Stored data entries
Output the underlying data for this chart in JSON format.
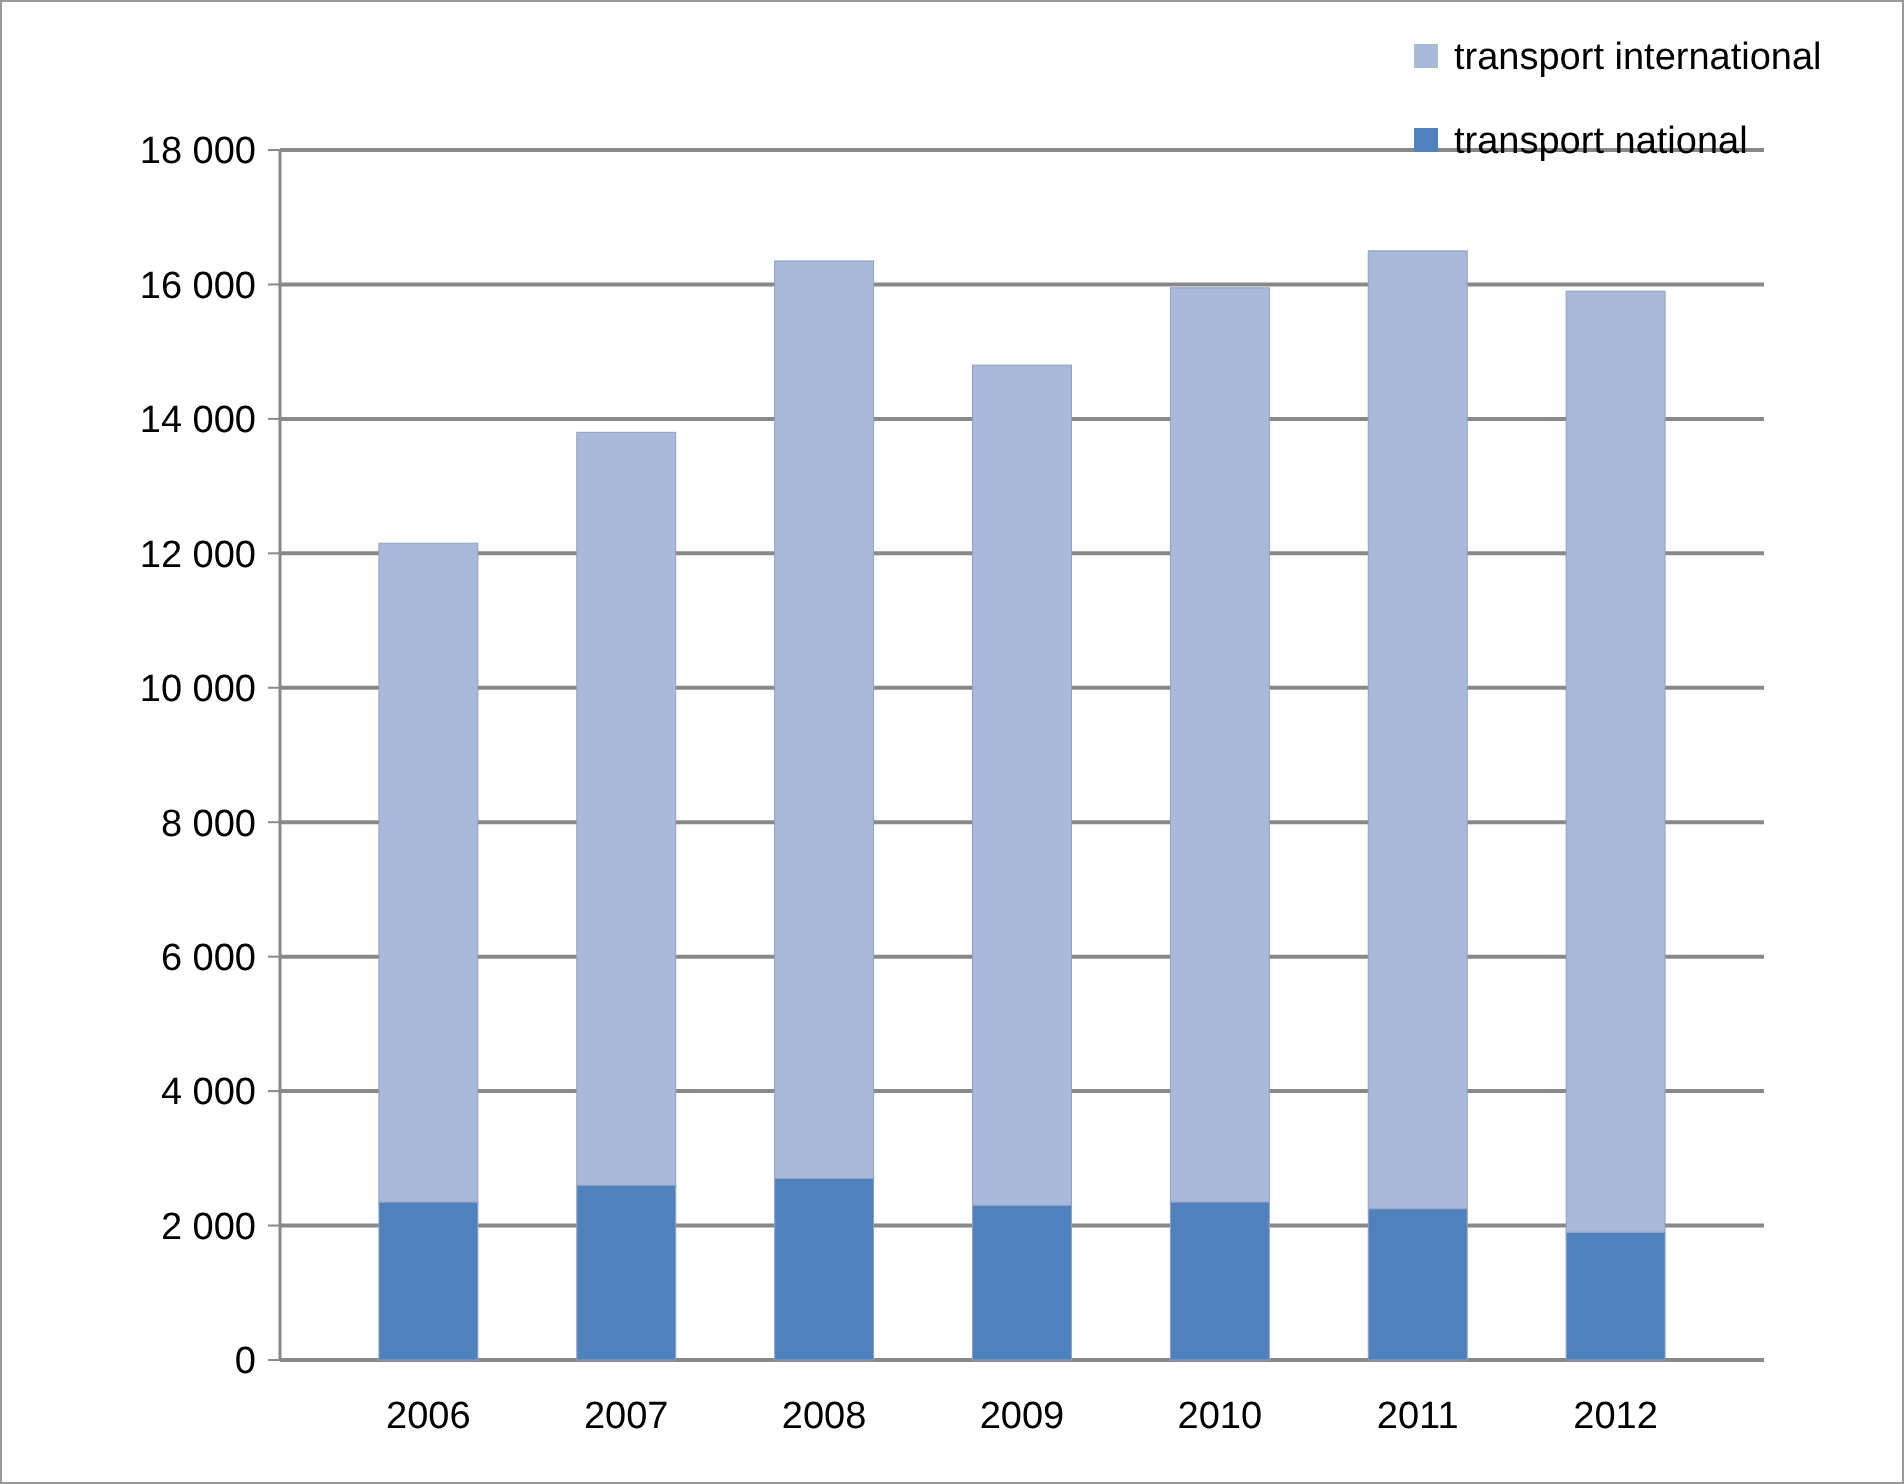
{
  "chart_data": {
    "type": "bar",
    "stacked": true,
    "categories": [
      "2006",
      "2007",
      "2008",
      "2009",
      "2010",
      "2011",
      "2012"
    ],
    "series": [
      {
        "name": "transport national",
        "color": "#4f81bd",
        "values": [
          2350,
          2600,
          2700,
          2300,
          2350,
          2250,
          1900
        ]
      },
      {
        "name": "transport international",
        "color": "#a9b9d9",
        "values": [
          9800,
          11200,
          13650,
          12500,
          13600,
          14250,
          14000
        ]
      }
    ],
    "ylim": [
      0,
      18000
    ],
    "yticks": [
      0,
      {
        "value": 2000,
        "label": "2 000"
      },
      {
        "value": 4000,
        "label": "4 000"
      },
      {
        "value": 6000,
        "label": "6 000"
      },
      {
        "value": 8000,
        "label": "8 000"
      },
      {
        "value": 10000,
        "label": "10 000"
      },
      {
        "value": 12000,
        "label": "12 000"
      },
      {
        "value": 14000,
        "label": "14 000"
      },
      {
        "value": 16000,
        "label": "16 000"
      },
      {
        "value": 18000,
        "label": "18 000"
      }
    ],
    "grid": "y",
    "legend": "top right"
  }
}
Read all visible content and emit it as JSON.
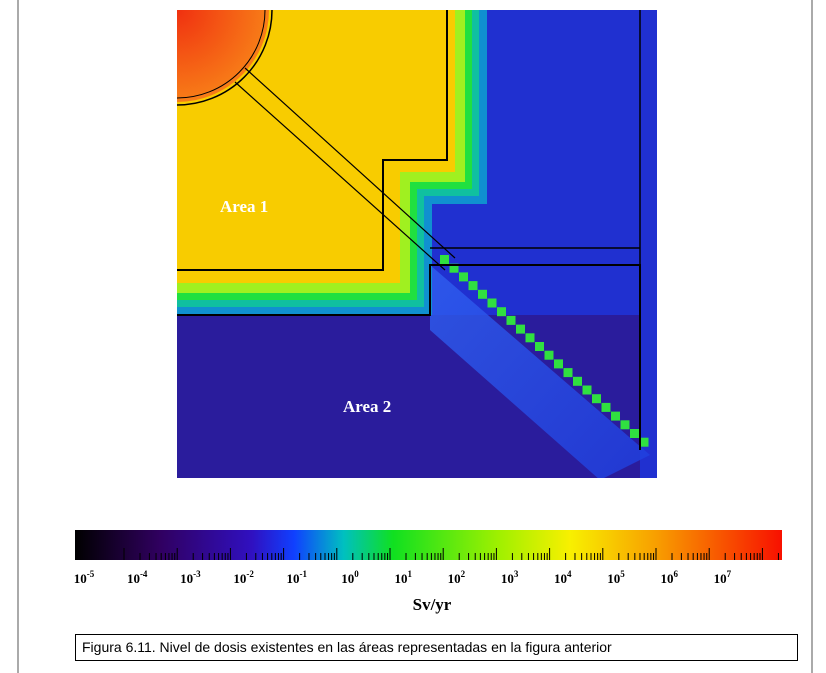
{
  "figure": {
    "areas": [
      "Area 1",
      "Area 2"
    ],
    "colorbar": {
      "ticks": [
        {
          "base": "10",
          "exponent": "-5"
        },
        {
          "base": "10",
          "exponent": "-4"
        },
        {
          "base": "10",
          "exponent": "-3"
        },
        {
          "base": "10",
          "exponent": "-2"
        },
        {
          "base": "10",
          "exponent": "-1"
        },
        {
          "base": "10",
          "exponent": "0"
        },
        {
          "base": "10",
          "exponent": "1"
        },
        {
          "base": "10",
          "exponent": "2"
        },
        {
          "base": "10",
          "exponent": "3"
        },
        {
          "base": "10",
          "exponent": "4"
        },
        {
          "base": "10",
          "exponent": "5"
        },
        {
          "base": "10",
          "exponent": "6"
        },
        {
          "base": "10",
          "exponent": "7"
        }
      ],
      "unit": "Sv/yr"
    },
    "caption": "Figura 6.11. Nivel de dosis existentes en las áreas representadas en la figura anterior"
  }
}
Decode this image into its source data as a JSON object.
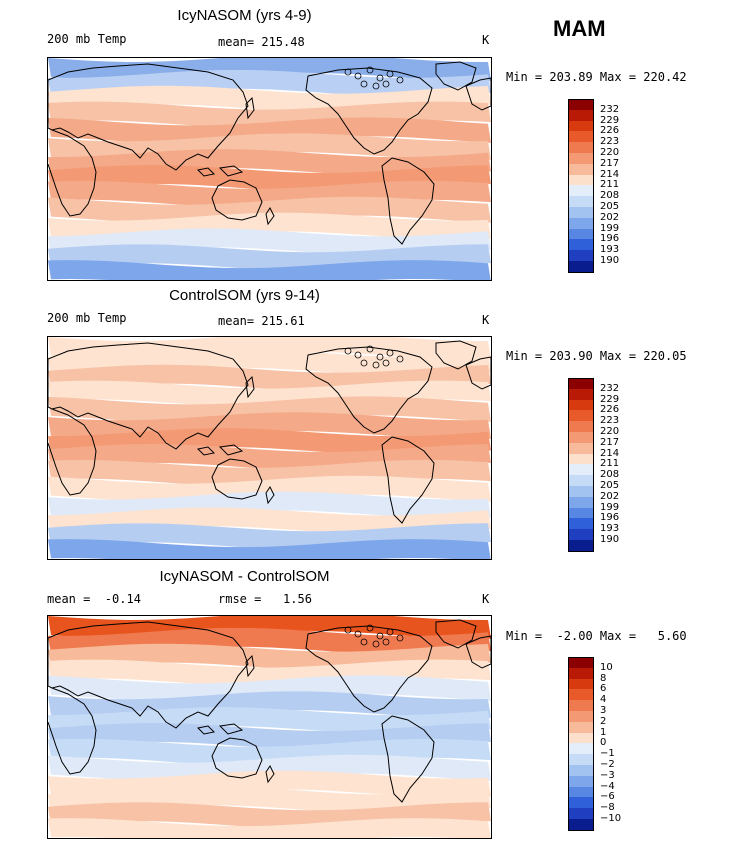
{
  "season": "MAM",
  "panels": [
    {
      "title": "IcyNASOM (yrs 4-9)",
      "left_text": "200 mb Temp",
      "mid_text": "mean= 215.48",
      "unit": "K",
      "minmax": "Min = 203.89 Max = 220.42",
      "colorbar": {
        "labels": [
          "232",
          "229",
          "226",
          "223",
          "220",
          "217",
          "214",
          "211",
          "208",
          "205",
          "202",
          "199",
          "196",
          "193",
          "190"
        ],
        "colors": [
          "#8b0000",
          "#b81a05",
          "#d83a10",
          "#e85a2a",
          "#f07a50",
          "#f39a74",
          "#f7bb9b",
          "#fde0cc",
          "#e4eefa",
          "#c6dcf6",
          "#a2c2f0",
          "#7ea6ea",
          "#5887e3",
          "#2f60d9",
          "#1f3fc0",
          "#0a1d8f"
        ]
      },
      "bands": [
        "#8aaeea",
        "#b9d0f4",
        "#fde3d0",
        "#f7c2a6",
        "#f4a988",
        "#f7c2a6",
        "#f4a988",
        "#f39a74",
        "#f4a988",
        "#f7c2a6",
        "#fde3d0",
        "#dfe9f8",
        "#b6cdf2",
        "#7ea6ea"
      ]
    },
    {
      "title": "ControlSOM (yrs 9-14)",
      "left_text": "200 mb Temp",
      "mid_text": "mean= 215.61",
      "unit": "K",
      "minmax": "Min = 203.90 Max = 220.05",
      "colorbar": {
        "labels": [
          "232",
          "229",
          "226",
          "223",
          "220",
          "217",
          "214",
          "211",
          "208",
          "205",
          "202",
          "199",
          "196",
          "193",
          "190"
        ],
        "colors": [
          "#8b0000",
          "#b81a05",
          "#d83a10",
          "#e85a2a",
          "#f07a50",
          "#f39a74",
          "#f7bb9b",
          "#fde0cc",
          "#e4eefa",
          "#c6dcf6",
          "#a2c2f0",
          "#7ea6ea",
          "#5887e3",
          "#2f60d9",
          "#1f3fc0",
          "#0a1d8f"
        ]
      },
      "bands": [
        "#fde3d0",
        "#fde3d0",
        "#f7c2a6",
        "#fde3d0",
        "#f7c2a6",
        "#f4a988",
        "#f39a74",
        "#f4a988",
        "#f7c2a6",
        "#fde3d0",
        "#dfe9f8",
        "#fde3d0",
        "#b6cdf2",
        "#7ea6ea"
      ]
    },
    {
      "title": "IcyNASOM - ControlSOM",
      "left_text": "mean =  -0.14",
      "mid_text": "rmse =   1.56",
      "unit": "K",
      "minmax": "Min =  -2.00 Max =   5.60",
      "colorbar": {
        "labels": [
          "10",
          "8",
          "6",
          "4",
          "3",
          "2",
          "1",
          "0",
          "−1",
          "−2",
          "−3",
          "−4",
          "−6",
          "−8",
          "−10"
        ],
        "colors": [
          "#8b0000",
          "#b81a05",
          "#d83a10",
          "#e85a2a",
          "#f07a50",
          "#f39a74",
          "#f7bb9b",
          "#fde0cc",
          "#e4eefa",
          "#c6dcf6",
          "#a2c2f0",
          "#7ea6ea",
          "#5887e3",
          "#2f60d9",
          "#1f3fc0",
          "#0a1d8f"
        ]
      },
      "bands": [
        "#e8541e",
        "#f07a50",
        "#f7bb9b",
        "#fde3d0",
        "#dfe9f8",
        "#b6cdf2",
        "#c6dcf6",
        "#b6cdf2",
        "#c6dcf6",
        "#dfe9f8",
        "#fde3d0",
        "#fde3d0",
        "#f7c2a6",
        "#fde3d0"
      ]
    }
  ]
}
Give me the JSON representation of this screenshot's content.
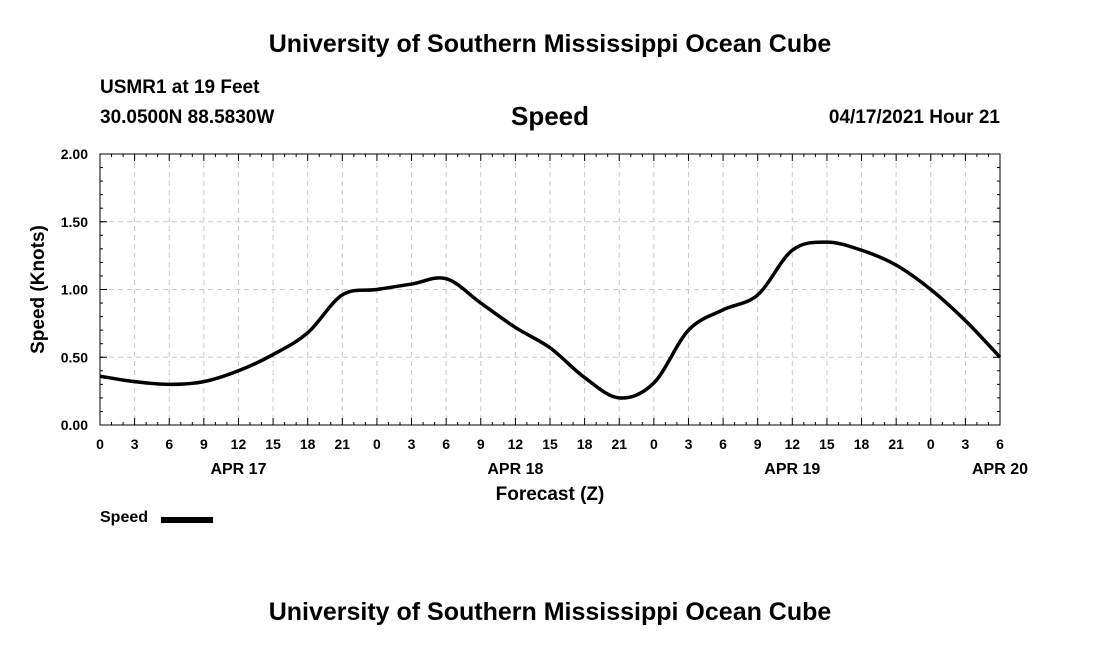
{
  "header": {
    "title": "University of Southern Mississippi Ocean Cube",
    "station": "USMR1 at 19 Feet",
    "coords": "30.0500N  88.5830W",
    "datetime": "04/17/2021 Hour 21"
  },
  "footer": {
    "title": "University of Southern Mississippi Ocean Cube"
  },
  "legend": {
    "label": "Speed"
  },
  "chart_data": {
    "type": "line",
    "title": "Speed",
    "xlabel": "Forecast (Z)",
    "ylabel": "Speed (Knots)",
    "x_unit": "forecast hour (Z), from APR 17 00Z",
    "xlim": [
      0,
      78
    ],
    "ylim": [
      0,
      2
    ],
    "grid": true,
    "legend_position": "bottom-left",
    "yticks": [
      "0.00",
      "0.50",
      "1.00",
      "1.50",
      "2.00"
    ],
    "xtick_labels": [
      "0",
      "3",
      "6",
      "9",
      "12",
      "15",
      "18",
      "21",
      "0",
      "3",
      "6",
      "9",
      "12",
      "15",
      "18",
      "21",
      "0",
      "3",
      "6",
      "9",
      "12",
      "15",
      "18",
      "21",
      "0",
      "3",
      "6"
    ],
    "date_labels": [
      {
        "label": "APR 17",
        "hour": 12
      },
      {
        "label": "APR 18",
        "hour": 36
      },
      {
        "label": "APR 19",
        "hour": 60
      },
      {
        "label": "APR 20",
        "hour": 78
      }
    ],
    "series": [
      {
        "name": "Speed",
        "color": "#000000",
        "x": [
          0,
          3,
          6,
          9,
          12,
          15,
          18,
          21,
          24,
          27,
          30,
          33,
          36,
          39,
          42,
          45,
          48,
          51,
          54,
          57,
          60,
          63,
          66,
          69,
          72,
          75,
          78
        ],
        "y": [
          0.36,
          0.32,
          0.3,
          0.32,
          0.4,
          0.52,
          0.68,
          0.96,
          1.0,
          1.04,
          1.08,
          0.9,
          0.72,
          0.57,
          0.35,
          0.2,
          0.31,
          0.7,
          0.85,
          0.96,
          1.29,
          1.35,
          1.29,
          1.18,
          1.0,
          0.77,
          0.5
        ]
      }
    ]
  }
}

> [OBJECTIVE]: How many lines in the records above hold the word "JSON"? Give only the number.

> [FINAL RESULT]: 4